━━━ Data rows

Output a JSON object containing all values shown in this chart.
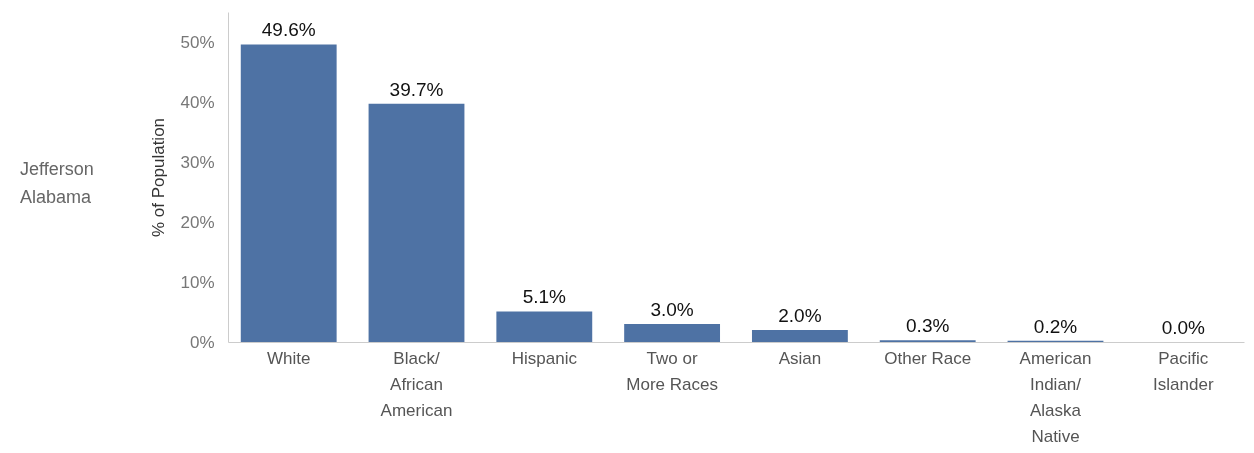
{
  "chart_data": {
    "type": "bar",
    "ylabel": "% of Population",
    "annotations": [
      "Jefferson\nAlabama"
    ],
    "categories": [
      "White",
      "Black/\nAfrican\nAmerican",
      "Hispanic",
      "Two or\nMore Races",
      "Asian",
      "Other Race",
      "American\nIndian/\nAlaska\nNative",
      "Pacific\nIslander"
    ],
    "values": [
      49.6,
      39.7,
      5.1,
      3.0,
      2.0,
      0.3,
      0.2,
      0.0
    ],
    "value_labels": [
      "49.6%",
      "39.7%",
      "5.1%",
      "3.0%",
      "2.0%",
      "0.3%",
      "0.2%",
      "0.0%"
    ],
    "color": "#4e72a4",
    "ylim": [
      0,
      55
    ],
    "yticks": [
      {
        "value": 0,
        "label": "0%"
      },
      {
        "value": 10,
        "label": "10%"
      },
      {
        "value": 20,
        "label": "20%"
      },
      {
        "value": 30,
        "label": "30%"
      },
      {
        "value": 40,
        "label": "40%"
      },
      {
        "value": 50,
        "label": "50%"
      }
    ],
    "grid": false
  }
}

━━━━━━

Pictures are excluded; copy all other data exactly as shown.

Solved problem:
Output a JSON object containing all values shown in this chart.
{
  "chart_data": {
    "type": "bar",
    "ylabel": "% of Population",
    "annotations": [
      "Jefferson\nAlabama"
    ],
    "categories": [
      "White",
      "Black/\nAfrican\nAmerican",
      "Hispanic",
      "Two or\nMore Races",
      "Asian",
      "Other Race",
      "American\nIndian/\nAlaska\nNative",
      "Pacific\nIslander"
    ],
    "values": [
      49.6,
      39.7,
      5.1,
      3.0,
      2.0,
      0.3,
      0.2,
      0.0
    ],
    "value_labels": [
      "49.6%",
      "39.7%",
      "5.1%",
      "3.0%",
      "2.0%",
      "0.3%",
      "0.2%",
      "0.0%"
    ],
    "color": "#4e72a4",
    "ylim": [
      0,
      55
    ],
    "yticks": [
      {
        "value": 0,
        "label": "0%"
      },
      {
        "value": 10,
        "label": "10%"
      },
      {
        "value": 20,
        "label": "20%"
      },
      {
        "value": 30,
        "label": "30%"
      },
      {
        "value": 40,
        "label": "40%"
      },
      {
        "value": 50,
        "label": "50%"
      }
    ],
    "grid": false
  }
}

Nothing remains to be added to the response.